Dataset excerpt
━━━━━━━━━━━━━━━━━━━━

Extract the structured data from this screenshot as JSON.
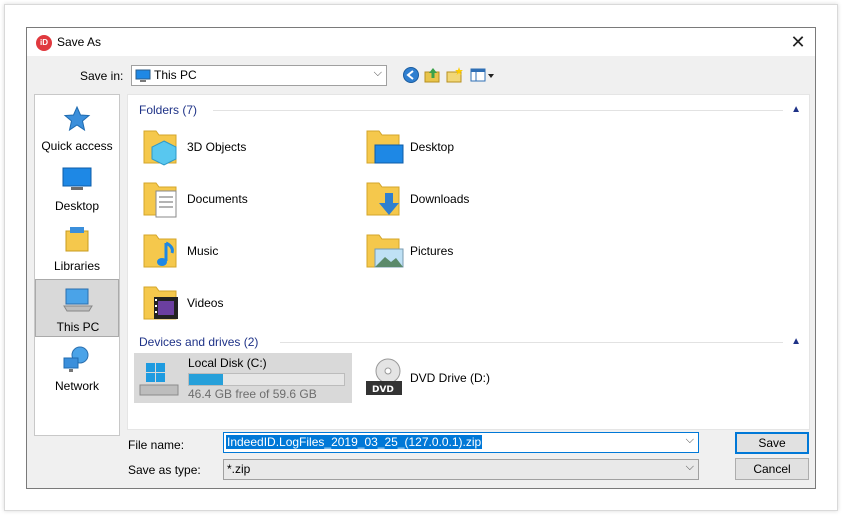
{
  "dialog": {
    "title": "Save As",
    "close_label": "✕",
    "app_icon_text": "iD"
  },
  "toolbar": {
    "save_in_label": "Save in:",
    "save_in_value": "This PC",
    "dropdown_arrow": "⌵"
  },
  "places": [
    {
      "label": "Quick access"
    },
    {
      "label": "Desktop"
    },
    {
      "label": "Libraries"
    },
    {
      "label": "This PC",
      "selected": true
    },
    {
      "label": "Network"
    }
  ],
  "folders": {
    "header": "Folders (7)",
    "items": [
      {
        "label": "3D Objects"
      },
      {
        "label": "Desktop"
      },
      {
        "label": "Documents"
      },
      {
        "label": "Downloads"
      },
      {
        "label": "Music"
      },
      {
        "label": "Pictures"
      },
      {
        "label": "Videos"
      }
    ]
  },
  "devices": {
    "header": "Devices and drives (2)",
    "items": [
      {
        "label": "Local Disk (C:)",
        "free_text": "46.4 GB free of 59.6 GB",
        "used_fraction": 0.22
      },
      {
        "label": "DVD Drive (D:)"
      }
    ]
  },
  "form": {
    "file_name_label": "File name:",
    "file_name_value": "IndeedID.LogFiles_2019_03_25_(127.0.0.1).zip",
    "save_type_label": "Save as type:",
    "save_type_value": "*.zip",
    "save_button": "Save",
    "cancel_button": "Cancel"
  },
  "colors": {
    "accent": "#0078d7",
    "group_header": "#1e3287",
    "drive_bar": "#26a0da"
  }
}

━━━━━━━━━━━━━━━━━━━━

# The request
Output the full set of records above without changing a word, and drop the images.

# Solution below
Extract the structured data from this screenshot as JSON.
{
  "dialog": {
    "title": "Save As",
    "close_label": "✕",
    "app_icon_text": "iD"
  },
  "toolbar": {
    "save_in_label": "Save in:",
    "save_in_value": "This PC",
    "dropdown_arrow": "⌵"
  },
  "places": [
    {
      "label": "Quick access"
    },
    {
      "label": "Desktop"
    },
    {
      "label": "Libraries"
    },
    {
      "label": "This PC",
      "selected": true
    },
    {
      "label": "Network"
    }
  ],
  "folders": {
    "header": "Folders (7)",
    "items": [
      {
        "label": "3D Objects"
      },
      {
        "label": "Desktop"
      },
      {
        "label": "Documents"
      },
      {
        "label": "Downloads"
      },
      {
        "label": "Music"
      },
      {
        "label": "Pictures"
      },
      {
        "label": "Videos"
      }
    ]
  },
  "devices": {
    "header": "Devices and drives (2)",
    "items": [
      {
        "label": "Local Disk (C:)",
        "free_text": "46.4 GB free of 59.6 GB",
        "used_fraction": 0.22
      },
      {
        "label": "DVD Drive (D:)"
      }
    ]
  },
  "form": {
    "file_name_label": "File name:",
    "file_name_value": "IndeedID.LogFiles_2019_03_25_(127.0.0.1).zip",
    "save_type_label": "Save as type:",
    "save_type_value": "*.zip",
    "save_button": "Save",
    "cancel_button": "Cancel"
  },
  "colors": {
    "accent": "#0078d7",
    "group_header": "#1e3287",
    "drive_bar": "#26a0da"
  }
}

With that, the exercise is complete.